*Work required*
Every line below should be repeated exactly.

=-=-=

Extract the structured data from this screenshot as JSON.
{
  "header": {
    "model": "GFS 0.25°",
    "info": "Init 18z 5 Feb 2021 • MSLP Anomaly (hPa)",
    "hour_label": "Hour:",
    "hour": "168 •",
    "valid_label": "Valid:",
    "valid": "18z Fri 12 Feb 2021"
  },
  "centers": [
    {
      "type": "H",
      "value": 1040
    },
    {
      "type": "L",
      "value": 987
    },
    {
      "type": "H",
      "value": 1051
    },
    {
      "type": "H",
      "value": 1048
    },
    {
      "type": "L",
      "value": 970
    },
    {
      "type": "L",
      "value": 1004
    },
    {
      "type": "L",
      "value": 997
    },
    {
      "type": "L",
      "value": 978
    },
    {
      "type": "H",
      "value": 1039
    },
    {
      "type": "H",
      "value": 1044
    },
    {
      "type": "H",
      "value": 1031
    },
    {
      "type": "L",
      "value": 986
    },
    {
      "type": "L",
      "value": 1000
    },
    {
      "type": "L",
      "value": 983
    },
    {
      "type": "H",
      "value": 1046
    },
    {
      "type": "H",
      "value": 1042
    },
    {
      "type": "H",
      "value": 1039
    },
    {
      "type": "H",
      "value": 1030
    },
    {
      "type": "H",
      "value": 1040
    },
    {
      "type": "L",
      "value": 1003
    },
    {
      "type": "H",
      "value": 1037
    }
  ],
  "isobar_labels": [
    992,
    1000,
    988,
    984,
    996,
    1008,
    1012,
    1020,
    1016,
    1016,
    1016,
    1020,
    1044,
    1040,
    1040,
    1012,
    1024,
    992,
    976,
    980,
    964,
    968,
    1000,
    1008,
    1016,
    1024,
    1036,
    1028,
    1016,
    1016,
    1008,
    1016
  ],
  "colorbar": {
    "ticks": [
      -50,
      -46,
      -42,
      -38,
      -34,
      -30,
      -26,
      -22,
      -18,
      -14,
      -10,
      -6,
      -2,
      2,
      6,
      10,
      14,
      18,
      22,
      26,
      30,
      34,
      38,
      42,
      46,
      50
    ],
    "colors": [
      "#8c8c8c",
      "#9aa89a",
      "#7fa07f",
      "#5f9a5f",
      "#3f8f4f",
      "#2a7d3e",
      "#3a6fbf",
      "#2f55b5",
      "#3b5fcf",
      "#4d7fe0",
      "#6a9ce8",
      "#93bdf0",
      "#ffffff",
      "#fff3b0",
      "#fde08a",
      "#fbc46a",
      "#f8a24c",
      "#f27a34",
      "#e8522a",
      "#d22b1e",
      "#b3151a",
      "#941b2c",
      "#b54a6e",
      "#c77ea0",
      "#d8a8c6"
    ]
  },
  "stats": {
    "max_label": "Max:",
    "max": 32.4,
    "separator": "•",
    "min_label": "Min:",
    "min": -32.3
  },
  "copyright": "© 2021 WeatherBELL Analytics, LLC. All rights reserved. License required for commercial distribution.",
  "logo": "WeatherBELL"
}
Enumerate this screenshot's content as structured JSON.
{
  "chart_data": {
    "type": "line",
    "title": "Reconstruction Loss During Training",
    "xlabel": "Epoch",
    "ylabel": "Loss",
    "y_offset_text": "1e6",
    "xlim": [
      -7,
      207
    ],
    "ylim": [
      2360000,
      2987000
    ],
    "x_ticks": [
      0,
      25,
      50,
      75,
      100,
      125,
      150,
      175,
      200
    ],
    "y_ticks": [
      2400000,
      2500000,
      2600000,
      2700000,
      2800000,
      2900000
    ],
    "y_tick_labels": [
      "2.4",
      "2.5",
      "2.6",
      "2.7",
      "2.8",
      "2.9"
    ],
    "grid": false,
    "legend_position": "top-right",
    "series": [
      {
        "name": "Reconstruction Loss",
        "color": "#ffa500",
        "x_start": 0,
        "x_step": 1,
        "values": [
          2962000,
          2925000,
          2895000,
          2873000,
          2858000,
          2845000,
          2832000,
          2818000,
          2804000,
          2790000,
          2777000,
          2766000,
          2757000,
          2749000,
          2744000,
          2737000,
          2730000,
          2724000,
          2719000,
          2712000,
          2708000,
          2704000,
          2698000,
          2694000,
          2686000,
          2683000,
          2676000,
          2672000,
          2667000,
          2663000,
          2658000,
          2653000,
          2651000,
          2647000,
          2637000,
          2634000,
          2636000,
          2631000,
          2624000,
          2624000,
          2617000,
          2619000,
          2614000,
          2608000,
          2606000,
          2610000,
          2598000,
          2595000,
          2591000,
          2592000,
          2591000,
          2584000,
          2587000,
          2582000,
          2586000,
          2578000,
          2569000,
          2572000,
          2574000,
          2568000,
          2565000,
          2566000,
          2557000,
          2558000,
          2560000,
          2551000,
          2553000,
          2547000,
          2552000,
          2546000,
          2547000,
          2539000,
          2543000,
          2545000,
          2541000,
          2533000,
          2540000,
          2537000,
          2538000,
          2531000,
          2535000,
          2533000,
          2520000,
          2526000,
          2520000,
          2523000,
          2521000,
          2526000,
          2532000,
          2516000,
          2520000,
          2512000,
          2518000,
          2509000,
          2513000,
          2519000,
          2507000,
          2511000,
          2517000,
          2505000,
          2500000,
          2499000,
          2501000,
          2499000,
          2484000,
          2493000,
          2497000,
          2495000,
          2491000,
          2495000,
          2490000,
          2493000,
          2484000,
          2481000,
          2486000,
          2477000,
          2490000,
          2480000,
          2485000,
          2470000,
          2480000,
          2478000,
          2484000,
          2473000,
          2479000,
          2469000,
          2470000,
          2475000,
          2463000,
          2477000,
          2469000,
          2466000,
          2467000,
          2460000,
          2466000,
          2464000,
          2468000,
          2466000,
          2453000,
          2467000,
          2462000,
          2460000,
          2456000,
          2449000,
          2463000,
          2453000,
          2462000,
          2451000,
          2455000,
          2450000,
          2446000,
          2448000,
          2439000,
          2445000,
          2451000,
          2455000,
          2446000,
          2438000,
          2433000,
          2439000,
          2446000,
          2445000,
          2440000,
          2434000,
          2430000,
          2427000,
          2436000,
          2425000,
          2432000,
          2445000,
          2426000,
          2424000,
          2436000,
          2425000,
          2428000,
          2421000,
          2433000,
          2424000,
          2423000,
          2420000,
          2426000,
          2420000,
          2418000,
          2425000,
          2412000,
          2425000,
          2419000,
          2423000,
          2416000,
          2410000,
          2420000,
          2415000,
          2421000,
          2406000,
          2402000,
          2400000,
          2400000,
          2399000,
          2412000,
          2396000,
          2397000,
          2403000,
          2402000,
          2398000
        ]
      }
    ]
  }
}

=-=-=

*Solved exercise*
Extract the structured data from this screenshot as JSON.
{
  "header": {
    "model": "GFS 0.25°",
    "info": "Init 18z 5 Feb 2021 • MSLP Anomaly (hPa)",
    "hour_label": "Hour:",
    "hour": "168 •",
    "valid_label": "Valid:",
    "valid": "18z Fri 12 Feb 2021"
  },
  "centers": [
    {
      "type": "H",
      "value": 1040
    },
    {
      "type": "L",
      "value": 987
    },
    {
      "type": "H",
      "value": 1051
    },
    {
      "type": "H",
      "value": 1048
    },
    {
      "type": "L",
      "value": 970
    },
    {
      "type": "L",
      "value": 1004
    },
    {
      "type": "L",
      "value": 997
    },
    {
      "type": "L",
      "value": 978
    },
    {
      "type": "H",
      "value": 1039
    },
    {
      "type": "H",
      "value": 1044
    },
    {
      "type": "H",
      "value": 1031
    },
    {
      "type": "L",
      "value": 986
    },
    {
      "type": "L",
      "value": 1000
    },
    {
      "type": "L",
      "value": 983
    },
    {
      "type": "H",
      "value": 1046
    },
    {
      "type": "H",
      "value": 1042
    },
    {
      "type": "H",
      "value": 1039
    },
    {
      "type": "H",
      "value": 1030
    },
    {
      "type": "H",
      "value": 1040
    },
    {
      "type": "L",
      "value": 1003
    },
    {
      "type": "H",
      "value": 1037
    }
  ],
  "isobar_labels": [
    992,
    1000,
    988,
    984,
    996,
    1008,
    1012,
    1020,
    1016,
    1016,
    1016,
    1020,
    1044,
    1040,
    1040,
    1012,
    1024,
    992,
    976,
    980,
    964,
    968,
    1000,
    1008,
    1016,
    1024,
    1036,
    1028,
    1016,
    1016,
    1008,
    1016
  ],
  "colorbar": {
    "ticks": [
      -50,
      -46,
      -42,
      -38,
      -34,
      -30,
      -26,
      -22,
      -18,
      -14,
      -10,
      -6,
      -2,
      2,
      6,
      10,
      14,
      18,
      22,
      26,
      30,
      34,
      38,
      42,
      46,
      50
    ],
    "colors": [
      "#8c8c8c",
      "#9aa89a",
      "#7fa07f",
      "#5f9a5f",
      "#3f8f4f",
      "#2a7d3e",
      "#3a6fbf",
      "#2f55b5",
      "#3b5fcf",
      "#4d7fe0",
      "#6a9ce8",
      "#93bdf0",
      "#ffffff",
      "#fff3b0",
      "#fde08a",
      "#fbc46a",
      "#f8a24c",
      "#f27a34",
      "#e8522a",
      "#d22b1e",
      "#b3151a",
      "#941b2c",
      "#b54a6e",
      "#c77ea0",
      "#d8a8c6"
    ]
  },
  "stats": {
    "max_label": "Max:",
    "max": 32.4,
    "separator": "•",
    "min_label": "Min:",
    "min": -32.3
  },
  "copyright": "© 2021 WeatherBELL Analytics, LLC. All rights reserved. License required for commercial distribution.",
  "logo": "WeatherBELL"
}
Enumerate this screenshot's content as structured JSON.
{
  "chart_data": {
    "type": "line",
    "title": "Reconstruction Loss During Training",
    "xlabel": "Epoch",
    "ylabel": "Loss",
    "y_offset_text": "1e6",
    "xlim": [
      -7,
      207
    ],
    "ylim": [
      2360000,
      2987000
    ],
    "x_ticks": [
      0,
      25,
      50,
      75,
      100,
      125,
      150,
      175,
      200
    ],
    "y_ticks": [
      2400000,
      2500000,
      2600000,
      2700000,
      2800000,
      2900000
    ],
    "y_tick_labels": [
      "2.4",
      "2.5",
      "2.6",
      "2.7",
      "2.8",
      "2.9"
    ],
    "grid": false,
    "legend_position": "top-right",
    "series": [
      {
        "name": "Reconstruction Loss",
        "color": "#ffa500",
        "x_start": 0,
        "x_step": 1,
        "values": [
          2962000,
          2925000,
          2895000,
          2873000,
          2858000,
          2845000,
          2832000,
          2818000,
          2804000,
          2790000,
          2777000,
          2766000,
          2757000,
          2749000,
          2744000,
          2737000,
          2730000,
          2724000,
          2719000,
          2712000,
          2708000,
          2704000,
          2698000,
          2694000,
          2686000,
          2683000,
          2676000,
          2672000,
          2667000,
          2663000,
          2658000,
          2653000,
          2651000,
          2647000,
          2637000,
          2634000,
          2636000,
          2631000,
          2624000,
          2624000,
          2617000,
          2619000,
          2614000,
          2608000,
          2606000,
          2610000,
          2598000,
          2595000,
          2591000,
          2592000,
          2591000,
          2584000,
          2587000,
          2582000,
          2586000,
          2578000,
          2569000,
          2572000,
          2574000,
          2568000,
          2565000,
          2566000,
          2557000,
          2558000,
          2560000,
          2551000,
          2553000,
          2547000,
          2552000,
          2546000,
          2547000,
          2539000,
          2543000,
          2545000,
          2541000,
          2533000,
          2540000,
          2537000,
          2538000,
          2531000,
          2535000,
          2533000,
          2520000,
          2526000,
          2520000,
          2523000,
          2521000,
          2526000,
          2532000,
          2516000,
          2520000,
          2512000,
          2518000,
          2509000,
          2513000,
          2519000,
          2507000,
          2511000,
          2517000,
          2505000,
          2500000,
          2499000,
          2501000,
          2499000,
          2484000,
          2493000,
          2497000,
          2495000,
          2491000,
          2495000,
          2490000,
          2493000,
          2484000,
          2481000,
          2486000,
          2477000,
          2490000,
          2480000,
          2485000,
          2470000,
          2480000,
          2478000,
          2484000,
          2473000,
          2479000,
          2469000,
          2470000,
          2475000,
          2463000,
          2477000,
          2469000,
          2466000,
          2467000,
          2460000,
          2466000,
          2464000,
          2468000,
          2466000,
          2453000,
          2467000,
          2462000,
          2460000,
          2456000,
          2449000,
          2463000,
          2453000,
          2462000,
          2451000,
          2455000,
          2450000,
          2446000,
          2448000,
          2439000,
          2445000,
          2451000,
          2455000,
          2446000,
          2438000,
          2433000,
          2439000,
          2446000,
          2445000,
          2440000,
          2434000,
          2430000,
          2427000,
          2436000,
          2425000,
          2432000,
          2445000,
          2426000,
          2424000,
          2436000,
          2425000,
          2428000,
          2421000,
          2433000,
          2424000,
          2423000,
          2420000,
          2426000,
          2420000,
          2418000,
          2425000,
          2412000,
          2425000,
          2419000,
          2423000,
          2416000,
          2410000,
          2420000,
          2415000,
          2421000,
          2406000,
          2402000,
          2400000,
          2400000,
          2399000,
          2412000,
          2396000,
          2397000,
          2403000,
          2402000,
          2398000
        ]
      }
    ]
  }
}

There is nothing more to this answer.